* [ASSIGNMENT]:
Give back all the data exactly, line by line.

----

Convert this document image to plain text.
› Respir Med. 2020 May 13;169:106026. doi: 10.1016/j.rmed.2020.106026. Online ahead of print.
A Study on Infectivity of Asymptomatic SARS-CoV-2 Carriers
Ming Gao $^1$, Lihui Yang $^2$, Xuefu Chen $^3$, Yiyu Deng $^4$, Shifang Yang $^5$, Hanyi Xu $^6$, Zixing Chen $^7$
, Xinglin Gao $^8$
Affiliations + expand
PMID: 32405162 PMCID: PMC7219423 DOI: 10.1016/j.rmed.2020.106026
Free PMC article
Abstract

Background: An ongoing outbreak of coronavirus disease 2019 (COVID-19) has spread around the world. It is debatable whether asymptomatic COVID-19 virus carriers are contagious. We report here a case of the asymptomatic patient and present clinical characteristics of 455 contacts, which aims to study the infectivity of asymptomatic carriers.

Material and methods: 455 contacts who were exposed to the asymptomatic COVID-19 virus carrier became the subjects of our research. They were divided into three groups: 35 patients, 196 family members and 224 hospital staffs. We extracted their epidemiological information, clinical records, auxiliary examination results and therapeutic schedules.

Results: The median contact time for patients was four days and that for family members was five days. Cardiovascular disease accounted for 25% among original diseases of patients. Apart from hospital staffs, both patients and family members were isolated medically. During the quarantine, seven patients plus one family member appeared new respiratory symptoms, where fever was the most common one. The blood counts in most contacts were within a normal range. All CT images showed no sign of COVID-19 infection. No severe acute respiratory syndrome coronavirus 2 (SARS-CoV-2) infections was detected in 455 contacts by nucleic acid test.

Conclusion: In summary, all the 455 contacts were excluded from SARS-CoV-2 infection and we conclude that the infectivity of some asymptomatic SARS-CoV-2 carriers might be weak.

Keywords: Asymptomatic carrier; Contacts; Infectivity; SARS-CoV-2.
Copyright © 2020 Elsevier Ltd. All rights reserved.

----

* [ANSWER BOX]:
Convert this document image to plain text.
› Respir Med. 2020 May 13;169:106026. doi: 10.1016/j.rmed.2020.106026. Online ahead of print.
A Study on Infectivity of Asymptomatic SARS-CoV-2 Carriers
Ming Gao $^1$, Lihui Yang $^2$, Xuefu Chen $^3$, Yiyu Deng $^4$, Shifang Yang $^5$, Hanyi Xu $^6$, Zixing Chen $^7$
, Xinglin Gao $^8$
Affiliations + expand
PMID: 32405162 PMCID: PMC7219423 DOI: 10.1016/j.rmed.2020.106026
Free PMC article
Abstract

Background: An ongoing outbreak of coronavirus disease 2019 (COVID-19) has spread around the world. It is debatable whether asymptomatic COVID-19 virus carriers are contagious. We report here a case of the asymptomatic patient and present clinical characteristics of 455 contacts, which aims to study the infectivity of asymptomatic carriers.

Material and methods: 455 contacts who were exposed to the asymptomatic COVID-19 virus carrier became the subjects of our research. They were divided into three groups: 35 patients, 196 family members and 224 hospital staffs. We extracted their epidemiological information, clinical records, auxiliary examination results and therapeutic schedules.

Results: The median contact time for patients was four days and that for family members was five days. Cardiovascular disease accounted for 25% among original diseases of patients. Apart from hospital staffs, both patients and family members were isolated medically. During the quarantine, seven patients plus one family member appeared new respiratory symptoms, where fever was the most common one. The blood counts in most contacts were within a normal range. All CT images showed no sign of COVID-19 infection. No severe acute respiratory syndrome coronavirus 2 (SARS-CoV-2) infections was detected in 455 contacts by nucleic acid test.

Conclusion: In summary, all the 455 contacts were excluded from SARS-CoV-2 infection and we conclude that the infectivity of some asymptomatic SARS-CoV-2 carriers might be weak.

Keywords: Asymptomatic carrier; Contacts; Infectivity; SARS-CoV-2.
Copyright © 2020 Elsevier Ltd. All rights reserved.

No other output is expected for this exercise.